Figure dataset records:
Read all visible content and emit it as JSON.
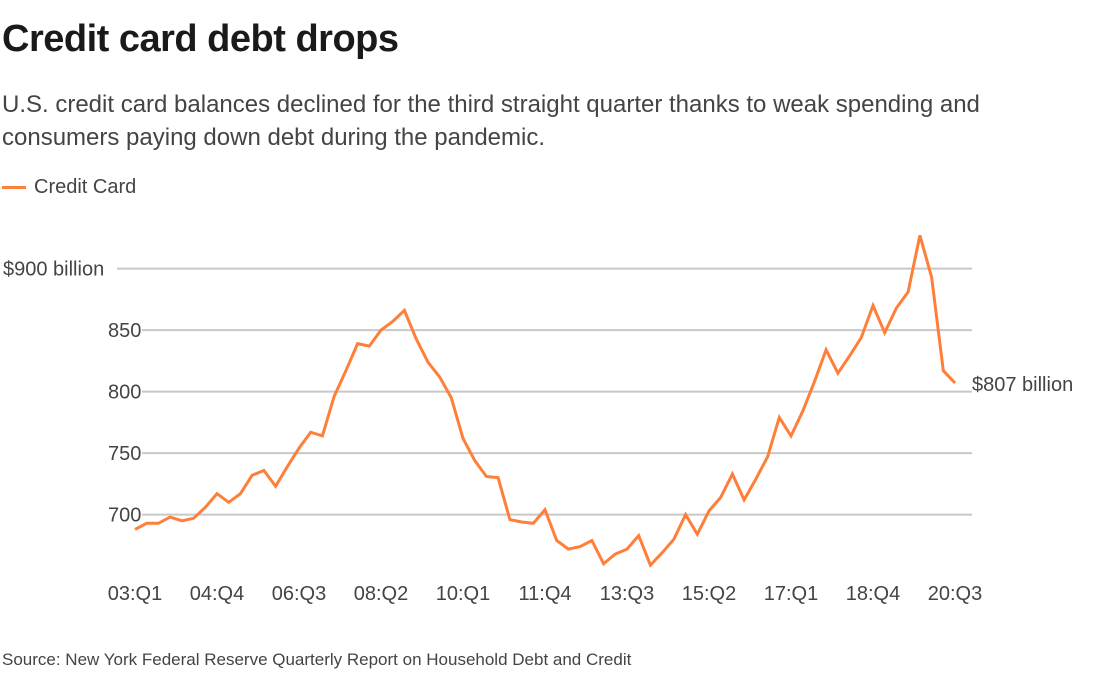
{
  "title": "Credit card debt drops",
  "subtitle": "U.S. credit card balances declined for the third straight quarter thanks to weak spending and consumers paying down debt during the pandemic.",
  "source": "Source: New York Federal Reserve Quarterly Report on Household Debt and Credit",
  "colors": {
    "series": "#ff7f3a",
    "grid": "#c8c8c8"
  },
  "chart_data": {
    "type": "line",
    "title": "Credit card debt drops",
    "legend": {
      "placement": "top-left",
      "entries": [
        "Credit Card"
      ]
    },
    "grid": "horizontal",
    "ylim": [
      655,
      933
    ],
    "yticks": [
      {
        "value": 700,
        "label": "700"
      },
      {
        "value": 750,
        "label": "750"
      },
      {
        "value": 800,
        "label": "800"
      },
      {
        "value": 850,
        "label": "850"
      },
      {
        "value": 900,
        "label": "$900 billion"
      }
    ],
    "xtick_labels": [
      "03:Q1",
      "04:Q4",
      "06:Q3",
      "08:Q2",
      "10:Q1",
      "11:Q4",
      "13:Q3",
      "15:Q2",
      "17:Q1",
      "18:Q4",
      "20:Q3"
    ],
    "end_label": "$807 billion",
    "x_start": "03:Q1",
    "x_end": "20:Q3",
    "series": [
      {
        "name": "Credit Card",
        "values": [
          688,
          693,
          693,
          698,
          695,
          697,
          706,
          717,
          710,
          717,
          732,
          736,
          723,
          739,
          754,
          767,
          764,
          796,
          817,
          839,
          837,
          850,
          857,
          866,
          843,
          824,
          812,
          795,
          762,
          744,
          731,
          730,
          696,
          694,
          693,
          704,
          679,
          672,
          674,
          679,
          660,
          668,
          672,
          683,
          659,
          669,
          680,
          700,
          684,
          703,
          714,
          733,
          712,
          729,
          747,
          779,
          764,
          784,
          808,
          834,
          815,
          829,
          844,
          870,
          848,
          868,
          881,
          927,
          893,
          817,
          807
        ]
      }
    ]
  }
}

__Given problem__.
Return all lines with the word "billion" in them.

__Result below__.
        "label": "$900 billion"
    "end_label": "$807 billion",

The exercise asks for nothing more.